> [DATA TO USE]:
--- BEGIN ---
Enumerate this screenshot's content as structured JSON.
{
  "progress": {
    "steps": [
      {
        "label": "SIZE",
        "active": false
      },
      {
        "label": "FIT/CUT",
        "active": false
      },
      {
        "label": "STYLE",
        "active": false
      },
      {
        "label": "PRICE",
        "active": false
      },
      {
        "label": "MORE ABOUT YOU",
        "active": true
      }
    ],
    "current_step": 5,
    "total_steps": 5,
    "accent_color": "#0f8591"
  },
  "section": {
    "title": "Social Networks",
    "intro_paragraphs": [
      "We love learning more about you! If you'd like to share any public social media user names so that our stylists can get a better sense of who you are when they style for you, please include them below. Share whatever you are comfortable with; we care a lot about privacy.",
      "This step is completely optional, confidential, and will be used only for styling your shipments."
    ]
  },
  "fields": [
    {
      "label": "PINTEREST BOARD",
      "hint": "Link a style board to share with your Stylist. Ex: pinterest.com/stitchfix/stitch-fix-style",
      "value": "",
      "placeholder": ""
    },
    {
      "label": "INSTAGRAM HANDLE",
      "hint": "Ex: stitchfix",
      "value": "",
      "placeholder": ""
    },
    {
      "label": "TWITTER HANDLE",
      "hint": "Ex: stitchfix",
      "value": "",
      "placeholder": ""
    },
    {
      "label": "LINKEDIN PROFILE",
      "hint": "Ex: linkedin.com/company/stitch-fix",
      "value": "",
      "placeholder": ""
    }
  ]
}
--- END ---
> [OBJECTIVE]: Produce a verbatim transcription of the entries above.

> [TASK OUTPUT]:
Enumerate this screenshot's content as structured JSON.
{
  "progress": {
    "steps": [
      {
        "label": "SIZE",
        "active": false
      },
      {
        "label": "FIT/CUT",
        "active": false
      },
      {
        "label": "STYLE",
        "active": false
      },
      {
        "label": "PRICE",
        "active": false
      },
      {
        "label": "MORE ABOUT YOU",
        "active": true
      }
    ],
    "current_step": 5,
    "total_steps": 5,
    "accent_color": "#0f8591"
  },
  "section": {
    "title": "Social Networks",
    "intro_paragraphs": [
      "We love learning more about you! If you'd like to share any public social media user names so that our stylists can get a better sense of who you are when they style for you, please include them below. Share whatever you are comfortable with; we care a lot about privacy.",
      "This step is completely optional, confidential, and will be used only for styling your shipments."
    ]
  },
  "fields": [
    {
      "label": "PINTEREST BOARD",
      "hint": "Link a style board to share with your Stylist. Ex: pinterest.com/stitchfix/stitch-fix-style",
      "value": "",
      "placeholder": ""
    },
    {
      "label": "INSTAGRAM HANDLE",
      "hint": "Ex: stitchfix",
      "value": "",
      "placeholder": ""
    },
    {
      "label": "TWITTER HANDLE",
      "hint": "Ex: stitchfix",
      "value": "",
      "placeholder": ""
    },
    {
      "label": "LINKEDIN PROFILE",
      "hint": "Ex: linkedin.com/company/stitch-fix",
      "value": "",
      "placeholder": ""
    }
  ]
}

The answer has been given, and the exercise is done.